» **Challenge**
Search the records for "name" and copy each line that holds it.

-- START Available records --

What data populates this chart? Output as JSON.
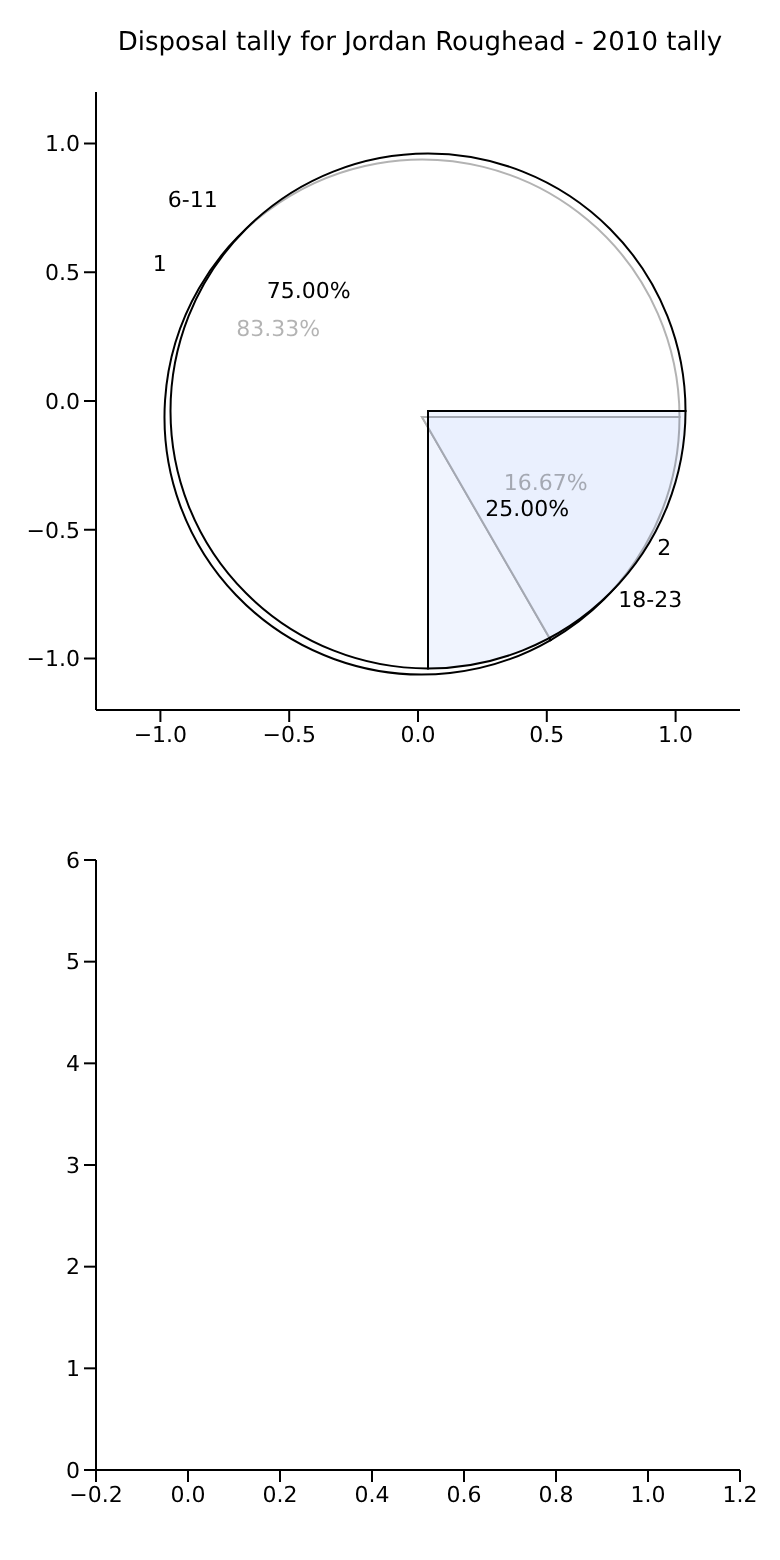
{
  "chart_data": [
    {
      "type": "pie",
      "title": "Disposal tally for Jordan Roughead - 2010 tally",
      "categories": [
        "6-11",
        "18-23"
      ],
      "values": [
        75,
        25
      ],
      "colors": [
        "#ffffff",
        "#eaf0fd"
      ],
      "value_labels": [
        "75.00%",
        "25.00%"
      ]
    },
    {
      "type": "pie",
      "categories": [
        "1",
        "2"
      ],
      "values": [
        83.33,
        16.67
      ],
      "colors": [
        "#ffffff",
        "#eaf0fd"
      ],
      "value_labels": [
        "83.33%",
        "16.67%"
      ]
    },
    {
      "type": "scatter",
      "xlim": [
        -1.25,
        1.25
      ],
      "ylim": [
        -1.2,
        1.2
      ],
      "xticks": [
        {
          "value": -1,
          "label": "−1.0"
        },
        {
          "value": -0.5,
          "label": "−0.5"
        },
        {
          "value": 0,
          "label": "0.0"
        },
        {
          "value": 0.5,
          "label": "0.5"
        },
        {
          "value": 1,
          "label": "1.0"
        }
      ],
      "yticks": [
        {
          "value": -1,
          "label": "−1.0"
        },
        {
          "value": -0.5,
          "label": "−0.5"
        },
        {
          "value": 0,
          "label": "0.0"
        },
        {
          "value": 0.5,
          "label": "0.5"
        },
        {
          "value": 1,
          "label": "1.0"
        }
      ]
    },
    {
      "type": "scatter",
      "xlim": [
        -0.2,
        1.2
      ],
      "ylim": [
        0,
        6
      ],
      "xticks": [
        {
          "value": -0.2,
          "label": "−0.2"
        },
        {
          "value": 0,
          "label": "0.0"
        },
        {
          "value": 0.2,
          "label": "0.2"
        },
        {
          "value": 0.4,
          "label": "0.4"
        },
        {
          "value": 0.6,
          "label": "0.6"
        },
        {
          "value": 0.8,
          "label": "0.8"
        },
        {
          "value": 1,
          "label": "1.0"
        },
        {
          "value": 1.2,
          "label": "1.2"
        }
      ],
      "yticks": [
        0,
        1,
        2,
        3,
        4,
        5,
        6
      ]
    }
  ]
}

-- END Available records --
-- START Available records --

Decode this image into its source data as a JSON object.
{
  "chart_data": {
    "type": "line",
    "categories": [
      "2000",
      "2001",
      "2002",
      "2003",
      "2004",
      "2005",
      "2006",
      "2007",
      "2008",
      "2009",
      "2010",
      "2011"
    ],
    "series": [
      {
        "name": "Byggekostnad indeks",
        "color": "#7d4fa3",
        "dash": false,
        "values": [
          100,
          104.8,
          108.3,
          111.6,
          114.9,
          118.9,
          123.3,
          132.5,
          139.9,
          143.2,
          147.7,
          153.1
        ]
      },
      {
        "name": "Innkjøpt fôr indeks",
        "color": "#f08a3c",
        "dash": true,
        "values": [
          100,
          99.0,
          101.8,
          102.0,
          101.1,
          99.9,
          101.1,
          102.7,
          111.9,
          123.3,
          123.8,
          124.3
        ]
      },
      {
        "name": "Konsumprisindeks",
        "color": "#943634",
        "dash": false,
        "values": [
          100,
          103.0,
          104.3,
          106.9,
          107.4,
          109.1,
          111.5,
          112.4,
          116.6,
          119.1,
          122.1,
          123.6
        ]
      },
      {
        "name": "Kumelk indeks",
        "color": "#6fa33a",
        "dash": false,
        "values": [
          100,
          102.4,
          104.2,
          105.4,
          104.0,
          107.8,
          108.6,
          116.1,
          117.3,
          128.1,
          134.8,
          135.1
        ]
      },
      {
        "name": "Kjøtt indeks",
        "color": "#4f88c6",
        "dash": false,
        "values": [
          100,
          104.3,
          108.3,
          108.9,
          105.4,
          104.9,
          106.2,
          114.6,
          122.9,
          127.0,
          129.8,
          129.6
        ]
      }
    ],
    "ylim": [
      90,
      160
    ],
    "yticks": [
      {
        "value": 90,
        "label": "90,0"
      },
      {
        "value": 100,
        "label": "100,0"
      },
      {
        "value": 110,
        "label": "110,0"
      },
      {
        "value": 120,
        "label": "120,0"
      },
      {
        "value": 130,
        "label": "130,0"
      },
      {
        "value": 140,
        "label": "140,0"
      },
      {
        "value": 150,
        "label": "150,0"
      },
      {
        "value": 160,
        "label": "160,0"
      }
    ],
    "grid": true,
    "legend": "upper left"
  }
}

-- END Available records --

» **Complete response**
        "name": "Byggekostnad indeks",
        "name": "Innkjøpt fôr indeks",
        "name": "Konsumprisindeks",
        "name": "Kumelk indeks",
        "name": "Kjøtt indeks",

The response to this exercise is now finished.